What needs to be done -
Gather each line of the records where "cursor" appears.

START Record set

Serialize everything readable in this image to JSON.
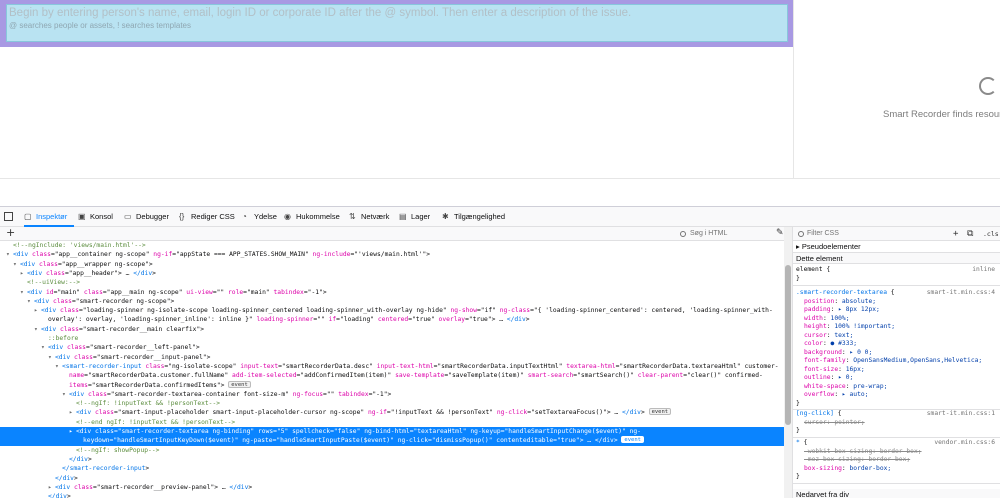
{
  "app": {
    "placeholder": "Begin by entering person's name, email, login ID or corporate ID after the @ symbol. Then enter a description of the issue.",
    "helper": "@ searches people or assets, ! searches templates",
    "preview_text": "Smart Recorder finds resource"
  },
  "devtools": {
    "tabs": [
      {
        "label": "Inspektør",
        "icon": "inspector-icon"
      },
      {
        "label": "Konsol",
        "icon": "console-icon"
      },
      {
        "label": "Debugger",
        "icon": "debugger-icon"
      },
      {
        "label": "Rediger CSS",
        "icon": "style-editor-icon"
      },
      {
        "label": "Ydelse",
        "icon": "performance-icon"
      },
      {
        "label": "Hukommelse",
        "icon": "memory-icon"
      },
      {
        "label": "Netværk",
        "icon": "network-icon"
      },
      {
        "label": "Lager",
        "icon": "storage-icon"
      },
      {
        "label": "Tilgængelighed",
        "icon": "accessibility-icon"
      }
    ],
    "html_search_placeholder": "Søg i HTML",
    "css_filter_placeholder": "Filter CSS",
    "rules_cls_label": ".cls",
    "pseudo_label": "Pseudoelementer",
    "this_element_label": "Dette element",
    "inherited_label": "Nedarvet fra div",
    "selected_color": "#0a84ff"
  },
  "markup_lines": [
    "<!--ngInclude: 'views/main.html'-->",
    "<div class=\"app__container ng-scope\" ng-if=\"appState === APP_STATES.SHOW_MAIN\" ng-include=\"'views/main.html'\">",
    "<div class=\"app__wrapper ng-scope\">",
    "<div class=\"app__header\"> … </div>",
    "<!--uiView:-->",
    "<div id=\"main\" class=\"app__main ng-scope\" ui-view=\"\" role=\"main\" tabindex=\"-1\">",
    "<div class=\"smart-recorder ng-scope\">",
    "<div class=\"loading-spinner ng-isolate-scope loading-spinner_centered loading-spinner_with-overlay ng-hide\" ng-show=\"if\" ng-class=\"{ 'loading-spinner_centered': centered, 'loading-spinner_with-",
    "overlay': overlay, 'loading-spinner_inline': inline }\" loading-spinner=\"\" if=\"loading\" centered=\"true\" overlay=\"true\"> … </div>",
    "<div class=\"smart-recorder__main clearfix\">",
    "::before",
    "<div class=\"smart-recorder__left-panel\">",
    "<div class=\"smart-recorder__input-panel\">",
    "<smart-recorder-input class=\"ng-isolate-scope\" input-text=\"smartRecorderData.desc\" input-text-html=\"smartRecorderData.inputTextHtml\" textarea-html=\"smartRecorderData.textareaHtml\" customer-",
    "name=\"smartRecorderData.customer.fullName\" add-item-selected=\"addConfirmedItem(item)\" save-template=\"saveTemplate(item)\" smart-search=\"smartSearch()\" clear-parent=\"clear()\" confirmed-",
    "items=\"smartRecorderData.confirmedItems\">",
    "<div class=\"smart-recorder-textarea-container font-size-m\" ng-focus=\"\" tabindex=\"-1\">",
    "<!--ngIf: !inputText && !personText-->",
    "<div class=\"smart-input-placeholder smart-input-placeholder-cursor ng-scope\" ng-if=\"!inputText && !personText\" ng-click=\"setTextareaFocus()\"> … </div>",
    "<!--end ngIf: !inputText && !personText-->",
    "<div class=\"smart-recorder-textarea ng-binding\" rows=\"5\" spellcheck=\"false\" ng-bind-html=\"textareaHtml\" ng-keyup=\"handleSmartInputChange($event)\" ng-",
    "keydown=\"handleSmartInputKeyDown($event)\" ng-paste=\"handleSmartInputPaste($event)\" ng-click=\"dismissPopup()\" contenteditable=\"true\"> … </div>",
    "<!--ngIf: showPopup-->",
    "</div>",
    "</smart-recorder-input>",
    "</div>",
    "<div class=\"smart-recorder__preview-panel\"> … </div>",
    "</div>"
  ],
  "markup_badges": {
    "line_18": "event",
    "line_21": "event",
    "line_16": "event"
  },
  "rules": {
    "element": {
      "selector": "element",
      "source": "inline",
      "body": "{"
    },
    "r1": {
      "selector": ".smart-recorder-textarea",
      "source": "smart-it.min.css:4",
      "props": [
        "position: absolute;",
        "padding: ▸ 8px 12px;",
        "width: 100%;",
        "height: 100% !important;",
        "cursor: text;",
        "color: ● #333;",
        "background: ▸ 0 0;",
        "font-family: OpenSansMedium,OpenSans,Helvetica;",
        "font-size: 16px;",
        "outline: ▸ 0;",
        "white-space: pre-wrap;",
        "overflow: ▸ auto;"
      ]
    },
    "r2": {
      "selector": "[ng-click]",
      "source": "smart-it.min.css:1",
      "props": [
        "cursor: pointer;"
      ]
    },
    "r3": {
      "selector": "*",
      "source": "vendor.min.css:6",
      "props": [
        "-webkit-box-sizing: border-box;",
        "-moz-box-sizing: border-box;",
        "box-sizing: border-box;"
      ]
    }
  }
}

END Record set

Solution for this problem -
    "<div class=\"smart-input-placeholder smart-input-placeholder-cursor ng-scope\" ng-if=\"!inputText && !personText\" ng-click=\"setTextareaFocus()\"> … </div>",
        "cursor: text;",
        "cursor: pointer;"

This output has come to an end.